Exercise prompt: Return each line of the records holding the string "presente".

# Excerpted data start

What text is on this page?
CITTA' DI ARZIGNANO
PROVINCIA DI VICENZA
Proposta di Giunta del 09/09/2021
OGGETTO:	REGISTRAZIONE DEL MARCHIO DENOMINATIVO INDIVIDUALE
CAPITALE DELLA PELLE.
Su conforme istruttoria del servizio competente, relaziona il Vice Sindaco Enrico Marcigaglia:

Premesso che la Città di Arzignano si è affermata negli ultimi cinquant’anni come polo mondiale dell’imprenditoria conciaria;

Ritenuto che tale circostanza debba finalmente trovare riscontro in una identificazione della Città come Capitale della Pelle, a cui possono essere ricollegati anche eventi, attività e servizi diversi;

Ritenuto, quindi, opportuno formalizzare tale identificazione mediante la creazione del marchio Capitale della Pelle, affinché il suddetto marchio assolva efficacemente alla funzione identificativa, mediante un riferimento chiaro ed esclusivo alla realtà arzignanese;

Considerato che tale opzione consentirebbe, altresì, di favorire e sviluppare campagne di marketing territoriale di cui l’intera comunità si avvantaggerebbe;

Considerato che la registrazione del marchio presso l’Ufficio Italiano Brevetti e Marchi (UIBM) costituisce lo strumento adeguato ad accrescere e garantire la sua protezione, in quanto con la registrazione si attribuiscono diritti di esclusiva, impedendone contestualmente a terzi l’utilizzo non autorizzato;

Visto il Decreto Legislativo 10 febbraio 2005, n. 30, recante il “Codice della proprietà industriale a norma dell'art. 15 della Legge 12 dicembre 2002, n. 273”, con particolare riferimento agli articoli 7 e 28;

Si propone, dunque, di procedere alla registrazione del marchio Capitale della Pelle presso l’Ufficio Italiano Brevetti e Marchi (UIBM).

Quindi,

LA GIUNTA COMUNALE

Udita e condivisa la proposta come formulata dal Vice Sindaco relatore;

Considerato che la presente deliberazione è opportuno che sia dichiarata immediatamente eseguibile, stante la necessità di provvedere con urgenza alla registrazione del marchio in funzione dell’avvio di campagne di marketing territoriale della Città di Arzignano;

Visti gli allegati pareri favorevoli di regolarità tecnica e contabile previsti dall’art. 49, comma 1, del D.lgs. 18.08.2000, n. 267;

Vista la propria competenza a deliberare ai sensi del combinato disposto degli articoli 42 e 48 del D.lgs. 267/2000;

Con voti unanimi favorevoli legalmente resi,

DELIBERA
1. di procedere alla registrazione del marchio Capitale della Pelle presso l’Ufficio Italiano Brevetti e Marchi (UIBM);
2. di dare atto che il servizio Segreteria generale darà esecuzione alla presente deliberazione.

# Excerpted data end

Result below:
Considerato che la presente deliberazione è opportuno che sia dichiarata immediatamente eseguibile, stante la necessità di provvedere con urgenza alla registrazione del marchio in funzione dell’avvio di campagne di marketing territoriale della Città di Arzignano;
2. di dare atto che il servizio Segreteria generale darà esecuzione alla presente deliberazione.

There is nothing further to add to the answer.